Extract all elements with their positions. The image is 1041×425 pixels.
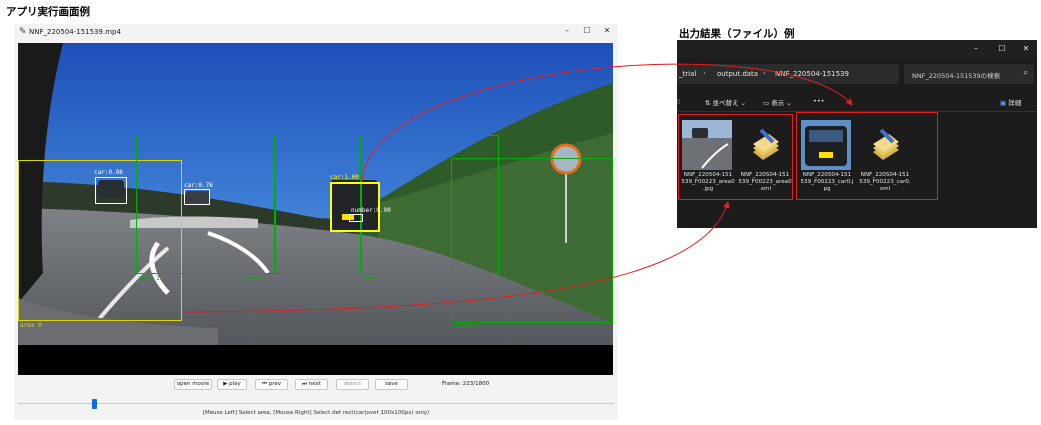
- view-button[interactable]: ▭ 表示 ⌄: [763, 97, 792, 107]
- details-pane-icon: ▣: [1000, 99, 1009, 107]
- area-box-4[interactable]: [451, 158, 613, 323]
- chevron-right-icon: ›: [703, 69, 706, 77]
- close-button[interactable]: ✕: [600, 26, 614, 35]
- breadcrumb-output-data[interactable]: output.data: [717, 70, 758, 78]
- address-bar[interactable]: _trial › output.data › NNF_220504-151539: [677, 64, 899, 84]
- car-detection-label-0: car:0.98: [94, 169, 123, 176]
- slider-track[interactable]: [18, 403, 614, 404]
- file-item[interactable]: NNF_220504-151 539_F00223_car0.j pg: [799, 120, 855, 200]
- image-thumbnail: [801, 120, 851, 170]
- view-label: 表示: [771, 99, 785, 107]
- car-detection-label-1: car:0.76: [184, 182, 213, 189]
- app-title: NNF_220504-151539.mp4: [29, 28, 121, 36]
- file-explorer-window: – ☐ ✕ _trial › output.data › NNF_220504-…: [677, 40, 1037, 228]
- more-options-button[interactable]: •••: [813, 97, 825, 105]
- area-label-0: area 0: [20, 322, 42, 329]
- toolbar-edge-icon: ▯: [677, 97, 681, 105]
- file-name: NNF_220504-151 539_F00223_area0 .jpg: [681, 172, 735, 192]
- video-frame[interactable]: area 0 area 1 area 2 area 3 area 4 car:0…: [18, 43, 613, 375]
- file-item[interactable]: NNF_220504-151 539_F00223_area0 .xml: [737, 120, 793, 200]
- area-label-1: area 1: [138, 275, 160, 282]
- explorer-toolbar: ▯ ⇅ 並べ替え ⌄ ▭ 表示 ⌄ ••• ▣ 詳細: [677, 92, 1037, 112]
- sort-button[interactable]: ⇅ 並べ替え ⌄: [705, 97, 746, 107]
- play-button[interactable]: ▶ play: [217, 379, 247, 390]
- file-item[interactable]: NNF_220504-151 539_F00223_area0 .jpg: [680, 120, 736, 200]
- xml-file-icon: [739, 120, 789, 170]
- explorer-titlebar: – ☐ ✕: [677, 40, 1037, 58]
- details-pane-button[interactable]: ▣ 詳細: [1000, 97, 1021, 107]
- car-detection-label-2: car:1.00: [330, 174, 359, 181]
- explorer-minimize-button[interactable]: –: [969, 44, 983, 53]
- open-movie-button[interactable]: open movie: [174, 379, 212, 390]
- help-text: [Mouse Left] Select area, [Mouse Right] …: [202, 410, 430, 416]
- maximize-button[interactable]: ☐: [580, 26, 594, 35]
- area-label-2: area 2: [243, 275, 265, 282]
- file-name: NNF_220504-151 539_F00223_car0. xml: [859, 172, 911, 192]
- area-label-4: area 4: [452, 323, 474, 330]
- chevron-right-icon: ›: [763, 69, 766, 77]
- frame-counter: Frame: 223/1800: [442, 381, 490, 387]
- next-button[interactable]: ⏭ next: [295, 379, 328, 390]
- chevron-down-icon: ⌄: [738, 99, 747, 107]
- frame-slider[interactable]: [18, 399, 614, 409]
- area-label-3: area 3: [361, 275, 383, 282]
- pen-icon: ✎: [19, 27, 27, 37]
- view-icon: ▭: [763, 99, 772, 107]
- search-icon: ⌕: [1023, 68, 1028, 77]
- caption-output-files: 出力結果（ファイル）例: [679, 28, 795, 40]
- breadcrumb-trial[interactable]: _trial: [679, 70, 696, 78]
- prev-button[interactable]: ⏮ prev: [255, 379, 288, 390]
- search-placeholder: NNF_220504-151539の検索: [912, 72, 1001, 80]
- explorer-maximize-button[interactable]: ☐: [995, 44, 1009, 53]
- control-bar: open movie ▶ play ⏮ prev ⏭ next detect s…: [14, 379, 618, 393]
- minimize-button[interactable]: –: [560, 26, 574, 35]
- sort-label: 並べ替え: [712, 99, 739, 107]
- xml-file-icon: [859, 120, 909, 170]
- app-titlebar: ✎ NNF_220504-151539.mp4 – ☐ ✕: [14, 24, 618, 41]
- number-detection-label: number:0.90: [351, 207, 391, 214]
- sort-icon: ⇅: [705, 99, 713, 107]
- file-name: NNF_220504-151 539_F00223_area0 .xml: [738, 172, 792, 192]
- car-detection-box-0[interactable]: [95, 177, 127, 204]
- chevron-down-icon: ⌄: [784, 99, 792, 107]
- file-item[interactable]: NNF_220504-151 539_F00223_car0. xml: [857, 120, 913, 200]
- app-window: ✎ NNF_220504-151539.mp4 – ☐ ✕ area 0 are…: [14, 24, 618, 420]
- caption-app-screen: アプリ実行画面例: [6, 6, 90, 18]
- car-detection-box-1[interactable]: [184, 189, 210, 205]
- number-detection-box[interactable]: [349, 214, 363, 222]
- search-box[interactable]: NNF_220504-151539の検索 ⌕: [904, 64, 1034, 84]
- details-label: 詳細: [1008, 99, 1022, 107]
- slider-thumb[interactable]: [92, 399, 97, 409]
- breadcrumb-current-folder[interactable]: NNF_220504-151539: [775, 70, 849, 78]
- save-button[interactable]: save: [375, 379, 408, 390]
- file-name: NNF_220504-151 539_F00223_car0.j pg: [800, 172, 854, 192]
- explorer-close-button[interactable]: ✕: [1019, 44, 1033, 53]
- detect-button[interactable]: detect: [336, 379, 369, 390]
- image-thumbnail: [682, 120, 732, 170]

----

> _INSTRUCTIONS TO FOLLOW_:
Turn every line of the records above into a numbered list, skipping blank lines and leaving out the pictures.

> _ANSWER TO THE EXERCISE_:
1. Extract all elements with their positions. The image is 1041×425 pixels.
2. - view-button[interactable]: ▭ 表示 ⌄: [763, 97, 792, 107]
3. - details-pane-icon: ▣: [1000, 99, 1009, 107]
4. - area-box-4[interactable]: [451, 158, 613, 323]
5. - chevron-right-icon: ›: [703, 69, 706, 77]
6. - close-button[interactable]: ✕: [600, 26, 614, 35]
7. - breadcrumb-output-data[interactable]: output.data: [717, 70, 758, 78]
8. - address-bar[interactable]: _trial › output.data › NNF_220504-151539: [677, 64, 899, 84]
9. - car-detection-label-0: car:0.98: [94, 169, 123, 176]
10. - slider-track[interactable]: [18, 403, 614, 404]
11. - file-item[interactable]: NNF_220504-151 539_F00223_car0.j pg: [799, 120, 855, 200]
12. - image-thumbnail: [801, 120, 851, 170]
13. - view-label: 表示: [771, 99, 785, 107]
14. - car-detection-label-1: car:0.76: [184, 182, 213, 189]
15. - app-title: NNF_220504-151539.mp4: [29, 28, 121, 36]
16. - file-explorer-window: – ☐ ✕ _trial › output.data › NNF_220504-…: [677, 40, 1037, 228]
17. - more-options-button[interactable]: •••: [813, 97, 825, 105]
18. - area-label-0: area 0: [20, 322, 42, 329]
19. - toolbar-edge-icon: ▯: [677, 97, 681, 105]
20. - file-name: NNF_220504-151 539_F00223_area0 .jpg: [681, 172, 735, 192]
21. - video-frame[interactable]: area 0 area 1 area 2 area 3 area 4 car:0…: [18, 43, 613, 375]
22. - file-item[interactable]: NNF_220504-151 539_F00223_area0 .xml: [737, 120, 793, 200]
23. - area-label-1: area 1: [138, 275, 160, 282]
24. - explorer-toolbar: ▯ ⇅ 並べ替え ⌄ ▭ 表示 ⌄ ••• ▣ 詳細: [677, 92, 1037, 112]
25. - sort-button[interactable]: ⇅ 並べ替え ⌄: [705, 97, 746, 107]
26. - play-button[interactable]: ▶ play: [217, 379, 247, 390]
27. - file-item[interactable]: NNF_220504-151 539_F00223_area0 .jpg: [680, 120, 736, 200]
28. - xml-file-icon: [739, 120, 789, 170]
29. - explorer-titlebar: – ☐ ✕: [677, 40, 1037, 58]
30. - details-pane-button[interactable]: ▣ 詳細: [1000, 97, 1021, 107]
31. - car-detection-label-2: car:1.00: [330, 174, 359, 181]
32. - explorer-minimize-button[interactable]: –: [969, 44, 983, 53]
33. - open-movie-button[interactable]: open movie: [174, 379, 212, 390]
34. - help-text: [Mouse Left] Select area, [Mouse Right] …: [202, 410, 430, 416]
35. - maximize-button[interactable]: ☐: [580, 26, 594, 35]
36. - area-label-2: area 2: [243, 275, 265, 282]
37. - file-name: NNF_220504-151 539_F00223_car0. xml: [859, 172, 911, 192]
38. - area-label-4: area 4: [452, 323, 474, 330]
39. - chevron-right-icon: ›: [763, 69, 766, 77]
40. - frame-counter: Frame: 223/1800: [442, 381, 490, 387]
41. - next-button[interactable]: ⏭ next: [295, 379, 328, 390]
42. - chevron-down-icon: ⌄: [738, 99, 747, 107]
43. - frame-slider[interactable]: [18, 399, 614, 409]
44. - area-label-3: area 3: [361, 275, 383, 282]
45. - pen-icon: ✎: [19, 27, 27, 37]
46. - view-icon: ▭: [763, 99, 772, 107]
47. - search-icon: ⌕: [1023, 68, 1028, 77]
48. - caption-output-files: 出力結果（ファイル）例: [679, 28, 795, 40]
49. - breadcrumb-trial[interactable]: _trial: [679, 70, 696, 78]
50. - prev-button[interactable]: ⏮ prev: [255, 379, 288, 390]
51. - search-placeholder: NNF_220504-151539の検索: [912, 72, 1001, 80]
52. - explorer-maximize-button[interactable]: ☐: [995, 44, 1009, 53]
53. - control-bar: open movie ▶ play ⏮ prev ⏭ next detect s…: [14, 379, 618, 393]
54. - minimize-button[interactable]: –: [560, 26, 574, 35]
55. - sort-label: 並べ替え: [712, 99, 739, 107]
56. - xml-file-icon: [859, 120, 909, 170]
57. - app-titlebar: ✎ NNF_220504-151539.mp4 – ☐ ✕: [14, 24, 618, 41]
58. - number-detection-label: number:0.90: [351, 207, 391, 214]
59. - sort-icon: ⇅: [705, 99, 713, 107]
60. - file-name: NNF_220504-151 539_F00223_area0 .xml: [738, 172, 792, 192]
61. - car-detection-box-0[interactable]: [95, 177, 127, 204]
62. - chevron-down-icon: ⌄: [784, 99, 792, 107]
63. - file-item[interactable]: NNF_220504-151 539_F00223_car0. xml: [857, 120, 913, 200]
64. - app-window: ✎ NNF_220504-151539.mp4 – ☐ ✕ area 0 are…: [14, 24, 618, 420]
65. - caption-app-screen: アプリ実行画面例: [6, 6, 90, 18]
66. - car-detection-box-1[interactable]: [184, 189, 210, 205]
67. - number-detection-box[interactable]: [349, 214, 363, 222]
68. - search-box[interactable]: NNF_220504-151539の検索 ⌕: [904, 64, 1034, 84]
69. - details-label: 詳細: [1008, 99, 1022, 107]
70. - slider-thumb[interactable]: [92, 399, 97, 409]
71. - breadcrumb-current-folder[interactable]: NNF_220504-151539: [775, 70, 849, 78]
72. - save-button[interactable]: save: [375, 379, 408, 390]
73. - file-name: NNF_220504-151 539_F00223_car0.j pg: [800, 172, 854, 192]
74. - explorer-close-button[interactable]: ✕: [1019, 44, 1033, 53]
75. - detect-button[interactable]: detect: [336, 379, 369, 390]
76. - image-thumbnail: [682, 120, 732, 170]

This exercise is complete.